_Work to complete_.
Check each line of the entries below for the string "this"; copy every line where it appears.

— START Data for processing —

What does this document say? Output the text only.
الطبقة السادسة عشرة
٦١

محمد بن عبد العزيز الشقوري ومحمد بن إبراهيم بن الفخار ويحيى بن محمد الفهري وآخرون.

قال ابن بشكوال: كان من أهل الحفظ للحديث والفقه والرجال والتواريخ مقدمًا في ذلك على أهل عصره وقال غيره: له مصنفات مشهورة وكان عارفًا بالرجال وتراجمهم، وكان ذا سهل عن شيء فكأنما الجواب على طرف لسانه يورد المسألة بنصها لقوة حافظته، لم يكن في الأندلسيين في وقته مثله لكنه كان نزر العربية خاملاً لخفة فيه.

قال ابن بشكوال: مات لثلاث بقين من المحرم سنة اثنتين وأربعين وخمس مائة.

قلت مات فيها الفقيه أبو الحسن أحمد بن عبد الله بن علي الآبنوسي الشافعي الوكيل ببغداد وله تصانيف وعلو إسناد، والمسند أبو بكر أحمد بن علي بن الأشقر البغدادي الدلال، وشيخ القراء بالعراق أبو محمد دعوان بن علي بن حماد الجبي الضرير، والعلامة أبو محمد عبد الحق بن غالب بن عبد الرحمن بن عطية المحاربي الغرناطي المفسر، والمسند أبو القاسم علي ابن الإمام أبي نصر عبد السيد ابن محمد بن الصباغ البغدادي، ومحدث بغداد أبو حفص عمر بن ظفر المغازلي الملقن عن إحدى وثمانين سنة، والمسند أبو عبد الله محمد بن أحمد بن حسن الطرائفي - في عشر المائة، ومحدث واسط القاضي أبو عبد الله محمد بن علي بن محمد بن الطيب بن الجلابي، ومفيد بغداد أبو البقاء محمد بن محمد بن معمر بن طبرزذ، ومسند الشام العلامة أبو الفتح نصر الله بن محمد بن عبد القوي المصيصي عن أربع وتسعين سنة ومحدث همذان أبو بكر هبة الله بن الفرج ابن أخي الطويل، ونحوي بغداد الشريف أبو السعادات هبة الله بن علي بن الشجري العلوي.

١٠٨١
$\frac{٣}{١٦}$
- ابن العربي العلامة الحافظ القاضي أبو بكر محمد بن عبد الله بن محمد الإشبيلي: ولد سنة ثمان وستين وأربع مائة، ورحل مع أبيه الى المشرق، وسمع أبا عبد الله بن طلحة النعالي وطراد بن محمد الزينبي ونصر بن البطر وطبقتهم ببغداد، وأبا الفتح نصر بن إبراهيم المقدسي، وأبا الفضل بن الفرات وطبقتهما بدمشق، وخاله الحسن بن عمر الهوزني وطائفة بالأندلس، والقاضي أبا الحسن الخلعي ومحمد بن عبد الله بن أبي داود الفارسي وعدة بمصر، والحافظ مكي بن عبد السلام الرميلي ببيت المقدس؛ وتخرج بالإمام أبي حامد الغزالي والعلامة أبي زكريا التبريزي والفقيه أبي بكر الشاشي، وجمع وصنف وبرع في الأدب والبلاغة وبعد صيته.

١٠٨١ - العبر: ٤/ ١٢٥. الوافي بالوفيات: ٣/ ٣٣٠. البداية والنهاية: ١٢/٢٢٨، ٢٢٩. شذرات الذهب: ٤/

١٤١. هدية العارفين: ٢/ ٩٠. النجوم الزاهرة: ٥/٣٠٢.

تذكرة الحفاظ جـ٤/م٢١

— END Data for processing —
— START Data for processing —

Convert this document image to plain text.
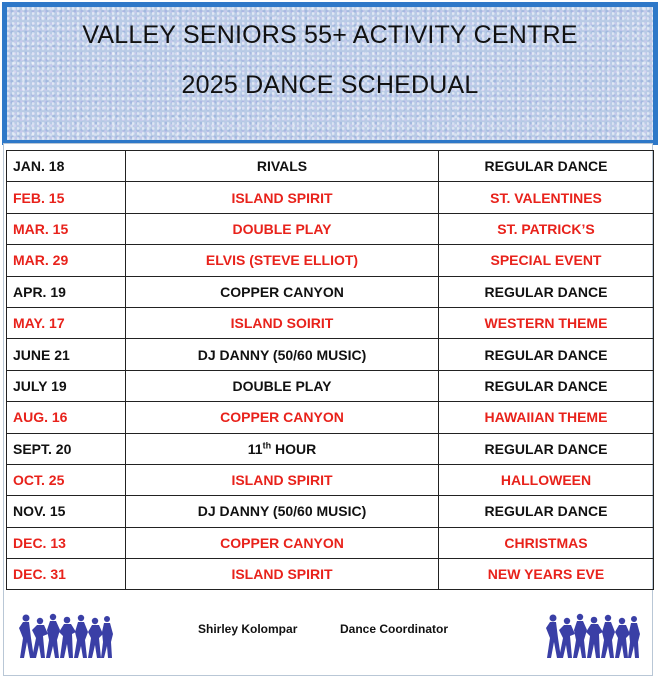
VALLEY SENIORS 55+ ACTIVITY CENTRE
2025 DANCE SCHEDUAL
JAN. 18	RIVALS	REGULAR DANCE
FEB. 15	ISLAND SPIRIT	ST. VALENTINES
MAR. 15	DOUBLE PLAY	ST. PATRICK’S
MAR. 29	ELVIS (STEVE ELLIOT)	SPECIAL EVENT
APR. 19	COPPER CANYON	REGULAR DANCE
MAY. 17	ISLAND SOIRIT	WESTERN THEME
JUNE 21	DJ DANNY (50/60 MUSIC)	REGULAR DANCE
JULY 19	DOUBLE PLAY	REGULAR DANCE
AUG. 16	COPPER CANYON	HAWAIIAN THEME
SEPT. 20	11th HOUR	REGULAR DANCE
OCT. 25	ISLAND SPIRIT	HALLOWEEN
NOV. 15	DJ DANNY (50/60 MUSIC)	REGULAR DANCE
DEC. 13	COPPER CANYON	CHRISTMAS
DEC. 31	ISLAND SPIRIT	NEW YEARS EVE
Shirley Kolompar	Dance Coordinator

— END Data for processing —

_Worked answer_.
What does this document say? Output the text only.
Convert this document image to plain text.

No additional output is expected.